[Structured figure records]

◇ ◇ ◇ ◇ ◇ ◇ ◇

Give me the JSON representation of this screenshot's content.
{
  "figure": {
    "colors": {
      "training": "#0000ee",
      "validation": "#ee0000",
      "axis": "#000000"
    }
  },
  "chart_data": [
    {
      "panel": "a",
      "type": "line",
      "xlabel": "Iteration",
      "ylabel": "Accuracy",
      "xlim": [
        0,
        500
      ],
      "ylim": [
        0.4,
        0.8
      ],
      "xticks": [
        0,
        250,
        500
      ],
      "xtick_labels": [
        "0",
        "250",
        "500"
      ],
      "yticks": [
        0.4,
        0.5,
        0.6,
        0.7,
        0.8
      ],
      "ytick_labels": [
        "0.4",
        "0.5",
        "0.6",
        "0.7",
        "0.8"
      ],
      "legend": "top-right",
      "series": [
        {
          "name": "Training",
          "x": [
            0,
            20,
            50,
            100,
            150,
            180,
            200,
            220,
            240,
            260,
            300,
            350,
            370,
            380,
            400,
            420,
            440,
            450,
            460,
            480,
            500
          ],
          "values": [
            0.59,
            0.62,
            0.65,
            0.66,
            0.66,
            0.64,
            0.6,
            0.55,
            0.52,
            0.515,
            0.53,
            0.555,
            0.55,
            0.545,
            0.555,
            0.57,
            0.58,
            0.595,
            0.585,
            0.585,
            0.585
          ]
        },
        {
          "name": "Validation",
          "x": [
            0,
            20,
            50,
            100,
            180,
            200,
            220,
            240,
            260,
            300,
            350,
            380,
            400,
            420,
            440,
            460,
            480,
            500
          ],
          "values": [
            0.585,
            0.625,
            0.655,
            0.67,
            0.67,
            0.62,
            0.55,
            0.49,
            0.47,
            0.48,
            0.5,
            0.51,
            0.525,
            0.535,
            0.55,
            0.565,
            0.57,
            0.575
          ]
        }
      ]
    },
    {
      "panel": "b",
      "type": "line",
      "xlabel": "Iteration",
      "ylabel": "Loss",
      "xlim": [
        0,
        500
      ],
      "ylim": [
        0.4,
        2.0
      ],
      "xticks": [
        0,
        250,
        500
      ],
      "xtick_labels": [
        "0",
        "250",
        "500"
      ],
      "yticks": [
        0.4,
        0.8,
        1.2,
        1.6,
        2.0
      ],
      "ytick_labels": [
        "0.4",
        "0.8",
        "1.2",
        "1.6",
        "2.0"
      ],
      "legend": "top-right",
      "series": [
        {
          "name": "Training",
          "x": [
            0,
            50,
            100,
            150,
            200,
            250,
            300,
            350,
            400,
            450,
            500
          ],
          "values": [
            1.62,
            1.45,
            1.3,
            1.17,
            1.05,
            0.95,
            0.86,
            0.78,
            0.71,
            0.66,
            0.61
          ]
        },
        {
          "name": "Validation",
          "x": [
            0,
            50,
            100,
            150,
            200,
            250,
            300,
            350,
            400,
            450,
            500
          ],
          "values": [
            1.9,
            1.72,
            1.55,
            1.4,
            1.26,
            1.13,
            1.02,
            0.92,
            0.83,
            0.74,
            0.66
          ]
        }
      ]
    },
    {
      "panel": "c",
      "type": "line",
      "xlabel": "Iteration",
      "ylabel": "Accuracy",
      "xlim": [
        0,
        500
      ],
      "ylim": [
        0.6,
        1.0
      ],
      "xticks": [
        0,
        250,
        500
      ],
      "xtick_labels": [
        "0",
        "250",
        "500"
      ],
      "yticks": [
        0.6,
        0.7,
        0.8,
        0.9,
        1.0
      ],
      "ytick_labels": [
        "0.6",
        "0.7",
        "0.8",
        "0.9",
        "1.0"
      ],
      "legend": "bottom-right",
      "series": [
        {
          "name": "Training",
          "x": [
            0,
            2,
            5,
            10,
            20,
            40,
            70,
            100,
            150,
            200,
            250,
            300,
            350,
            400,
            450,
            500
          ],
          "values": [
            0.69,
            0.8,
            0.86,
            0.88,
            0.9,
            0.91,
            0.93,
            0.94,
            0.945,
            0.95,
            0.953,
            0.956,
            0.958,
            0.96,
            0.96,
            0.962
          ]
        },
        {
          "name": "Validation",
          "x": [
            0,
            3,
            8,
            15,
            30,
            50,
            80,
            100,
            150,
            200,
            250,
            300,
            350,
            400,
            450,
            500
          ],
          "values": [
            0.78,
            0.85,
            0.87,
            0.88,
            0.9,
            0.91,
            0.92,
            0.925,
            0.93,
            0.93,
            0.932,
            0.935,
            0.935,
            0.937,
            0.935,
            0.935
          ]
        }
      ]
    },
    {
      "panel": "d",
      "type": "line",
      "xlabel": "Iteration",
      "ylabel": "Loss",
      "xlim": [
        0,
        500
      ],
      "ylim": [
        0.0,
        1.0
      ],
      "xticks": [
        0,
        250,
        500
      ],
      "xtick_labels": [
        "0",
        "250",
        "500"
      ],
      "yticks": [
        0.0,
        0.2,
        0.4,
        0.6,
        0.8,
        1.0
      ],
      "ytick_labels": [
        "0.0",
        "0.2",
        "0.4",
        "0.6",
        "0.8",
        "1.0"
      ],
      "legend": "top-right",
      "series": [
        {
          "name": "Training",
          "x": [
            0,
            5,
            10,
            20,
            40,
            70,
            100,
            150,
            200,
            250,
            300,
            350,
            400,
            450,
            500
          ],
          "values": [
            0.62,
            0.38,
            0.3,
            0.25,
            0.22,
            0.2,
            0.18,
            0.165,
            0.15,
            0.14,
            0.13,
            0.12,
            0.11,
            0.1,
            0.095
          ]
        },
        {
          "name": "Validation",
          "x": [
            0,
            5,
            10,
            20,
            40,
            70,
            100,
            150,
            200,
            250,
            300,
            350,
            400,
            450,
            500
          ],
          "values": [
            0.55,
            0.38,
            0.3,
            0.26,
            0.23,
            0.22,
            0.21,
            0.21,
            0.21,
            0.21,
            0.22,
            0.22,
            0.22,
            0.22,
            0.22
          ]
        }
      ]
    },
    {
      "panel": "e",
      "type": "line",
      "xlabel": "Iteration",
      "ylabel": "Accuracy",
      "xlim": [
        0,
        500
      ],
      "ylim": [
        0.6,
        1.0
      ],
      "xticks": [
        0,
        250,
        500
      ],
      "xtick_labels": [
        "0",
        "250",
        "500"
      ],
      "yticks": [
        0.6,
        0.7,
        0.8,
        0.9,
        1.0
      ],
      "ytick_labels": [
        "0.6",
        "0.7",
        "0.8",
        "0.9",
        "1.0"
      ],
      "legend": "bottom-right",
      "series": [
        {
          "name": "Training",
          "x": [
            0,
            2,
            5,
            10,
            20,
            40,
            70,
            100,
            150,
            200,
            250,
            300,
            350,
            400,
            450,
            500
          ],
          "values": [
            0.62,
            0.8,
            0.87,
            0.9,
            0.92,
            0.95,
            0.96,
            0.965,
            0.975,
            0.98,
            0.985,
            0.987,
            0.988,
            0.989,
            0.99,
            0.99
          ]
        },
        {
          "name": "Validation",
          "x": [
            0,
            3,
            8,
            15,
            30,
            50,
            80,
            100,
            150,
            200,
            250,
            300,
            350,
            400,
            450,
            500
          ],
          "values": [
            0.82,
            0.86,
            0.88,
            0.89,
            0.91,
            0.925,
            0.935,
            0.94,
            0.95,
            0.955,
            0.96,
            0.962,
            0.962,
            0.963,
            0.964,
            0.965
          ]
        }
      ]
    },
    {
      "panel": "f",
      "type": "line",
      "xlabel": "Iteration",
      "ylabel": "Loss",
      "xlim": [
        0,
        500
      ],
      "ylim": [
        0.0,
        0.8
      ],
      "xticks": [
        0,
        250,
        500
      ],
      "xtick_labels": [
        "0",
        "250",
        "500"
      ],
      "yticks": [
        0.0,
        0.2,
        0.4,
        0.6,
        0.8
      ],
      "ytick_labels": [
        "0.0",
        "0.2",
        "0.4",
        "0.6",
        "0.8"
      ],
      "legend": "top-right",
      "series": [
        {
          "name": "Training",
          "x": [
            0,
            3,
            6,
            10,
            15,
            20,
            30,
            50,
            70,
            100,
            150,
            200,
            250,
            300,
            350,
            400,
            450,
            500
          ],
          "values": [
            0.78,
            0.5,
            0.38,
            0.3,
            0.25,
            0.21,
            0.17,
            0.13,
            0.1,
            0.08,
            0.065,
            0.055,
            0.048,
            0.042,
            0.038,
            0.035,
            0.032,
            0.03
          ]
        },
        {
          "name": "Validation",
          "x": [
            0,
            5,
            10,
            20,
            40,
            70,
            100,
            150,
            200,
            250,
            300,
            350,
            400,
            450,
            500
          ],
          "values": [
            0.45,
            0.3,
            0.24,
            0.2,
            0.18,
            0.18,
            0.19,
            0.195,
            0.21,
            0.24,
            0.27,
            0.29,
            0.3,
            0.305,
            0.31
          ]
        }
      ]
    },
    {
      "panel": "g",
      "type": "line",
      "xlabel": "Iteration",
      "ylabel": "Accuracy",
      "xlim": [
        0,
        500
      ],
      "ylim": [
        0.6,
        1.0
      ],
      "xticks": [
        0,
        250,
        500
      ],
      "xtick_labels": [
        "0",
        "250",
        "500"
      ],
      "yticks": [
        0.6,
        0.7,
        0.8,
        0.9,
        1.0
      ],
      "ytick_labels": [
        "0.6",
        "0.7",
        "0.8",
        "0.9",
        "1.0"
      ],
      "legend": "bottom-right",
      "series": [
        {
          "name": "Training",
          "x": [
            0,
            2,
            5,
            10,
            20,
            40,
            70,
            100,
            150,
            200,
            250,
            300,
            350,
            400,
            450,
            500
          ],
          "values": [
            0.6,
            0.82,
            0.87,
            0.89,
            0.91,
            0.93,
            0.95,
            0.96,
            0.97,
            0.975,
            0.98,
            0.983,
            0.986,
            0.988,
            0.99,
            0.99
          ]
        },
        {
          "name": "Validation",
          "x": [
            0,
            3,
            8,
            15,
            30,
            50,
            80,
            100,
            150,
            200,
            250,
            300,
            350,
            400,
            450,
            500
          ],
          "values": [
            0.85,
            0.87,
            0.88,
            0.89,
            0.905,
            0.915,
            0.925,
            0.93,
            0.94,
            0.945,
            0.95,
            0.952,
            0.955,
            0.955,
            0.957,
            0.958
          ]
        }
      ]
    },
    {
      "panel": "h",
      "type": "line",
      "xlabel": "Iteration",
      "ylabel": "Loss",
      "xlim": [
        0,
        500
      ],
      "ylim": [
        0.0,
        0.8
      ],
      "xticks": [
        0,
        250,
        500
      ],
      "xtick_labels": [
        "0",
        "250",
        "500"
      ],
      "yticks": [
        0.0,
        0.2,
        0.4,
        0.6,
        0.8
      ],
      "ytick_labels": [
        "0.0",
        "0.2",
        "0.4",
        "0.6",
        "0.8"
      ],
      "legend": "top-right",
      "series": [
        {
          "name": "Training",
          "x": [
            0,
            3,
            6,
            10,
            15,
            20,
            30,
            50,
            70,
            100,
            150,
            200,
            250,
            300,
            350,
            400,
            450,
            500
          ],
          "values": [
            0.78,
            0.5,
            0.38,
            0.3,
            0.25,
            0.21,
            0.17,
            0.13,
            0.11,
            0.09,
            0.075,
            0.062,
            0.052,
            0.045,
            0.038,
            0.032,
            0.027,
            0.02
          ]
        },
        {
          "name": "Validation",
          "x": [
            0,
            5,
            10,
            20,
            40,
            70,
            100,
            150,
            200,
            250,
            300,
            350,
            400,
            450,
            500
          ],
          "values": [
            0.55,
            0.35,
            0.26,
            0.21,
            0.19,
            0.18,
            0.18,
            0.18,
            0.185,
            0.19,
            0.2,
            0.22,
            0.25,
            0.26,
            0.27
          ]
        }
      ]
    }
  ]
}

◇ ◇ ◇ ◇ ◇ ◇ ◇

• [Your instructions]: Pull out and copy each line containing the string "panel".

• [Reply to the exercise]:
      "panel": "a",
      "panel": "b",
      "panel": "c",
      "panel": "d",
      "panel": "e",
      "panel": "f",
      "panel": "g",
      "panel": "h",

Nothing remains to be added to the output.